## START Data for this exercise

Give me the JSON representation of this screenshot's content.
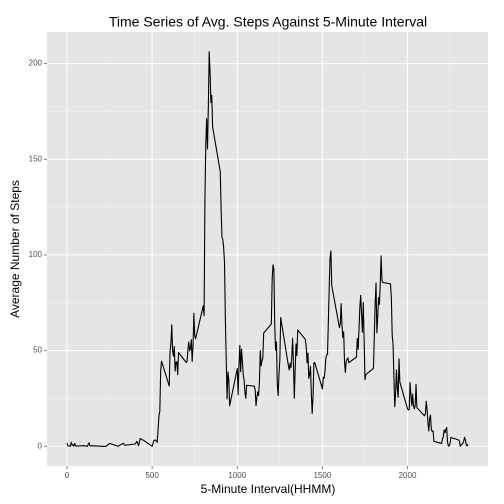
{
  "chart_data": {
    "type": "line",
    "title": "Time Series of Avg. Steps Against 5-Minute Interval",
    "x_label": "5-Minute Interval(HHMM)",
    "y_label": "Average Number of Steps",
    "color": "#000000",
    "x": [
      0,
      5,
      10,
      15,
      20,
      25,
      30,
      35,
      40,
      45,
      50,
      55,
      100,
      110,
      120,
      125,
      130,
      135,
      140,
      150,
      200,
      230,
      250,
      300,
      330,
      340,
      400,
      410,
      420,
      430,
      440,
      450,
      500,
      510,
      520,
      530,
      540,
      545,
      550,
      555,
      600,
      605,
      610,
      615,
      620,
      625,
      630,
      635,
      640,
      645,
      650,
      655,
      700,
      705,
      710,
      715,
      720,
      725,
      730,
      735,
      740,
      745,
      750,
      755,
      800,
      805,
      810,
      815,
      820,
      825,
      830,
      835,
      840,
      845,
      850,
      855,
      900,
      905,
      910,
      915,
      920,
      925,
      930,
      935,
      940,
      945,
      950,
      955,
      1000,
      1005,
      1010,
      1015,
      1020,
      1025,
      1030,
      1035,
      1040,
      1045,
      1050,
      1055,
      1100,
      1105,
      1110,
      1115,
      1120,
      1125,
      1130,
      1135,
      1140,
      1145,
      1150,
      1155,
      1200,
      1205,
      1210,
      1215,
      1220,
      1225,
      1230,
      1235,
      1240,
      1245,
      1250,
      1255,
      1300,
      1305,
      1310,
      1315,
      1320,
      1325,
      1330,
      1335,
      1340,
      1345,
      1350,
      1355,
      1400,
      1405,
      1410,
      1415,
      1420,
      1425,
      1430,
      1435,
      1440,
      1445,
      1450,
      1455,
      1500,
      1505,
      1510,
      1515,
      1520,
      1525,
      1530,
      1535,
      1540,
      1545,
      1550,
      1555,
      1600,
      1605,
      1610,
      1615,
      1620,
      1625,
      1630,
      1635,
      1640,
      1645,
      1650,
      1655,
      1700,
      1705,
      1710,
      1715,
      1720,
      1725,
      1730,
      1735,
      1740,
      1745,
      1750,
      1755,
      1800,
      1805,
      1810,
      1815,
      1820,
      1825,
      1830,
      1835,
      1840,
      1845,
      1850,
      1855,
      1900,
      1905,
      1910,
      1915,
      1920,
      1925,
      1930,
      1935,
      1940,
      1945,
      1950,
      1955,
      2000,
      2005,
      2010,
      2015,
      2020,
      2025,
      2030,
      2035,
      2040,
      2045,
      2050,
      2055,
      2100,
      2105,
      2110,
      2115,
      2120,
      2125,
      2130,
      2135,
      2140,
      2145,
      2150,
      2155,
      2200,
      2205,
      2210,
      2215,
      2220,
      2225,
      2230,
      2235,
      2240,
      2245,
      2250,
      2255,
      2300,
      2305,
      2310,
      2315,
      2320,
      2325,
      2330,
      2335,
      2340,
      2345,
      2350,
      2355
    ],
    "values": [
      1.7,
      0.3,
      0.1,
      0.2,
      0.1,
      2.1,
      0.5,
      0.9,
      0,
      1.5,
      0.3,
      0.1,
      0.3,
      0.2,
      0,
      1.1,
      1.8,
      0.2,
      0.2,
      0.3,
      0,
      0,
      1.5,
      0,
      1.6,
      0.5,
      1.2,
      2.6,
      0.3,
      4.1,
      3.5,
      3.1,
      0,
      3.0,
      3.3,
      2.1,
      16,
      18.3,
      39.5,
      44.5,
      31.5,
      49.3,
      53.8,
      63.5,
      50,
      47.1,
      52.2,
      39.3,
      44,
      44.2,
      37.4,
      49,
      43.8,
      44.4,
      50.5,
      54.5,
      49.9,
      51,
      55.7,
      44.3,
      52.3,
      69.5,
      57.8,
      56.2,
      73.4,
      68.2,
      129.4,
      157.5,
      171.2,
      155.4,
      177.3,
      206.2,
      195.9,
      179.6,
      183.4,
      167,
      143.5,
      124,
      109.1,
      108.1,
      103.7,
      95.9,
      66.2,
      45.2,
      24.8,
      38.8,
      34.98,
      21.1,
      40.6,
      26.98,
      42.4,
      52.7,
      38.9,
      50.8,
      44.3,
      37.4,
      34.7,
      28.3,
      25.1,
      31.9,
      31.4,
      29.7,
      21.3,
      25.5,
      28.4,
      26.5,
      33.4,
      49.98,
      42,
      44.6,
      46,
      59.2,
      63.9,
      87.7,
      94.8,
      92.8,
      63.4,
      50.2,
      54.5,
      32.4,
      26.5,
      37.7,
      45.1,
      67.3,
      42.3,
      39.9,
      43.3,
      40.98,
      46.2,
      56.4,
      42.8,
      25.1,
      39.97,
      53.5,
      47.3,
      60.8,
      55.8,
      51.96,
      43.6,
      48.7,
      35.5,
      37.5,
      41.8,
      27.5,
      17.1,
      26.1,
      43.6,
      43.8,
      30,
      36.1,
      35.5,
      38.8,
      45.96,
      47.8,
      48.1,
      65.3,
      82.9,
      98.7,
      102.1,
      83.96,
      62.1,
      64.1,
      74.5,
      63.2,
      56.9,
      59.8,
      43.9,
      38.6,
      44.7,
      45.5,
      46.2,
      43.7,
      46.6,
      56.3,
      50.7,
      61.2,
      72.7,
      78.9,
      68.9,
      59.7,
      75.1,
      56.5,
      34.8,
      37.5,
      40.7,
      58,
      74.7,
      85.3,
      59.3,
      67.8,
      77.7,
      74.2,
      85.3,
      99.5,
      86.6,
      85.6,
      84.9,
      77.8,
      58,
      53.4,
      36.3,
      20.7,
      27.4,
      40,
      30.2,
      25.5,
      45.7,
      33.5,
      19.6,
      19,
      19.3,
      33.3,
      26.8,
      21.2,
      27.3,
      21.3,
      19.5,
      21.3,
      32.3,
      20.2,
      15.9,
      17.2,
      23.5,
      19.2,
      12.5,
      8,
      14.7,
      16.3,
      8.7,
      7.8,
      8.1,
      2.6,
      1.5,
      3.7,
      4.8,
      8.5,
      7.1,
      8.7,
      9.8,
      2.2,
      0.3,
      0.1,
      1.6,
      4.6,
      3.3,
      2.8,
      0,
      0.8,
      1,
      1.6,
      2.6,
      4.7,
      3.3,
      0.6,
      0.2,
      1.1
    ],
    "xlim": [
      -117.75,
      2472.75
    ],
    "ylim": [
      -10.3,
      216.5
    ],
    "xticks": [
      0,
      500,
      1000,
      1500,
      2000
    ],
    "yticks": [
      0,
      50,
      100,
      150,
      200
    ],
    "minor_xticks": [
      250,
      750,
      1250,
      1750,
      2250
    ],
    "minor_yticks": [
      25,
      75,
      125,
      175
    ],
    "grid": true
  }
}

## END Data for this exercise

Report how many lines in the entries hold the string "Steps". Nothing but the number is wanted.

2